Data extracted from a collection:
* * * * * * * * *

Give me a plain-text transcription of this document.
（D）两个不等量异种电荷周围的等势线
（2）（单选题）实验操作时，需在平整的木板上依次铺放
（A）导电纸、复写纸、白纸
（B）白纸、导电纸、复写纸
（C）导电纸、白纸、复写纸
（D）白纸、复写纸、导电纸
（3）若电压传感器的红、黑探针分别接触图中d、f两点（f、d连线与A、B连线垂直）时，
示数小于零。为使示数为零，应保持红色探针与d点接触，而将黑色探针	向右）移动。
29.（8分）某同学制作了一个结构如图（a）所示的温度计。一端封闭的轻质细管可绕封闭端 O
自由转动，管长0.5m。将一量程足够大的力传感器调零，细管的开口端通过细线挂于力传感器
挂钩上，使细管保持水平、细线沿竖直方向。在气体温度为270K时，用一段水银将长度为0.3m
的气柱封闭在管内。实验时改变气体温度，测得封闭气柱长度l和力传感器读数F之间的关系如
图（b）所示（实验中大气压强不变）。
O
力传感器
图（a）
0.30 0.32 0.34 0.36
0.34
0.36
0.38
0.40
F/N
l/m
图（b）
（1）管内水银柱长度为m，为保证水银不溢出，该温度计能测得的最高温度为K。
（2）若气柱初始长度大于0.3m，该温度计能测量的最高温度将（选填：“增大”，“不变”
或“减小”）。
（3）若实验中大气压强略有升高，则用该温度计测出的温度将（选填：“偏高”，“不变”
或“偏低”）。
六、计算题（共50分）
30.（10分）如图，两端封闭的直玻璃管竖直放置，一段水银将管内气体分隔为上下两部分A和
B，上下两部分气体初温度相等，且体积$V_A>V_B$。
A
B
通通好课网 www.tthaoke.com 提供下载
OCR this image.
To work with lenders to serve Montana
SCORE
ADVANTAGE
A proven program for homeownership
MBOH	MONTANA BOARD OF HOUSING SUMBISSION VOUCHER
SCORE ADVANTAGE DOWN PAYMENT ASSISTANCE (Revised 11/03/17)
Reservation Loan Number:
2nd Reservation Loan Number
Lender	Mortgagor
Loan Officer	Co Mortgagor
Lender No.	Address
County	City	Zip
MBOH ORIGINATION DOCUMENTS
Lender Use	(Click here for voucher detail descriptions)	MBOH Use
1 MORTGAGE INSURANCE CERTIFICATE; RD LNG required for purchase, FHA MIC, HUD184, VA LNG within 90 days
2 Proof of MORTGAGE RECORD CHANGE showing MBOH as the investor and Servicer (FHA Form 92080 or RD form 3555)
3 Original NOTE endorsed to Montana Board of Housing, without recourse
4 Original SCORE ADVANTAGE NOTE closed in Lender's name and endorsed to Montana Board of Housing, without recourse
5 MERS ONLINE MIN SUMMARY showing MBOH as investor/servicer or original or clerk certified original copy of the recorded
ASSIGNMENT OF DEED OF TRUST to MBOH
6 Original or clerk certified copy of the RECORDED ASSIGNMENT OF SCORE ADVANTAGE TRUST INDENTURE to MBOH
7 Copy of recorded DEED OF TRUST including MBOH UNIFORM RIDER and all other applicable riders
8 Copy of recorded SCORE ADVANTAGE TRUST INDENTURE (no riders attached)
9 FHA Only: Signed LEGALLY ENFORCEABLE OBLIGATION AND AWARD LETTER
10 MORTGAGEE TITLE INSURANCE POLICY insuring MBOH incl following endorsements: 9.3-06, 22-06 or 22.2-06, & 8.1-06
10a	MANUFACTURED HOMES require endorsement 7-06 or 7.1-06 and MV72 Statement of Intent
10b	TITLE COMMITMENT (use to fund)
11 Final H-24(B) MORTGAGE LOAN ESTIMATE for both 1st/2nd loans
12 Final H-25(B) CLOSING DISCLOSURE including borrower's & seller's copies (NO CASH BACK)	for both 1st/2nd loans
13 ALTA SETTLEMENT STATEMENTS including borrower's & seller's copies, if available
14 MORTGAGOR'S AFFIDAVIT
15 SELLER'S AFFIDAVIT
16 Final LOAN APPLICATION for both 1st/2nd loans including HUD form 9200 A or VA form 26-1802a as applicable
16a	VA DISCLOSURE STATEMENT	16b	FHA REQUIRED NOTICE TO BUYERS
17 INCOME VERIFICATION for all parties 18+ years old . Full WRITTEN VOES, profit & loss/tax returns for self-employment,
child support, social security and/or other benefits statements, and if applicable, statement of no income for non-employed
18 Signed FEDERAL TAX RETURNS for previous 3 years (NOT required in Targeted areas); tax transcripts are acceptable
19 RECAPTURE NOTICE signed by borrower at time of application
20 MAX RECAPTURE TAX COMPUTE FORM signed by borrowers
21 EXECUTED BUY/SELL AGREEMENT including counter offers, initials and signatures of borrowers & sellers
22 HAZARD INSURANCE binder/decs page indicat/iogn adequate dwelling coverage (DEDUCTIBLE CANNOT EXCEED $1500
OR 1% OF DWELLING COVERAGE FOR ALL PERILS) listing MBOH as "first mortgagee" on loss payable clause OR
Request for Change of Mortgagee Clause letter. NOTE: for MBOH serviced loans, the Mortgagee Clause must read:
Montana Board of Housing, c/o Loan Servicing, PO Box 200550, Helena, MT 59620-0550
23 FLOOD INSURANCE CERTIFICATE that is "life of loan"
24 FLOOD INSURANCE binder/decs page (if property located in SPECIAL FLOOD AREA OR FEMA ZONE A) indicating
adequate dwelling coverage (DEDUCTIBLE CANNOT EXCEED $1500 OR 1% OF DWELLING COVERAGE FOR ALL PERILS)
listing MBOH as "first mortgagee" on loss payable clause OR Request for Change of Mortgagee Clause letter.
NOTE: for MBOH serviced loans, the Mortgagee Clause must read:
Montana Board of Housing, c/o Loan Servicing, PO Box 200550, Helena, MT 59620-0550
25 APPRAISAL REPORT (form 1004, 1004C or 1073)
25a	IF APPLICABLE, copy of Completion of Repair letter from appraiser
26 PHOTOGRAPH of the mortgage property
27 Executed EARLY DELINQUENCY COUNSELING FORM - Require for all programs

* * * * * * * * *

**Work to complete**
Find the word "without" and list each line it appears in.

**Complete output**
3 Original NOTE endorsed to Montana Board of Housing, without recourse
4 Original SCORE ADVANTAGE NOTE closed in Lender's name and endorsed to Montana Board of Housing, without recourse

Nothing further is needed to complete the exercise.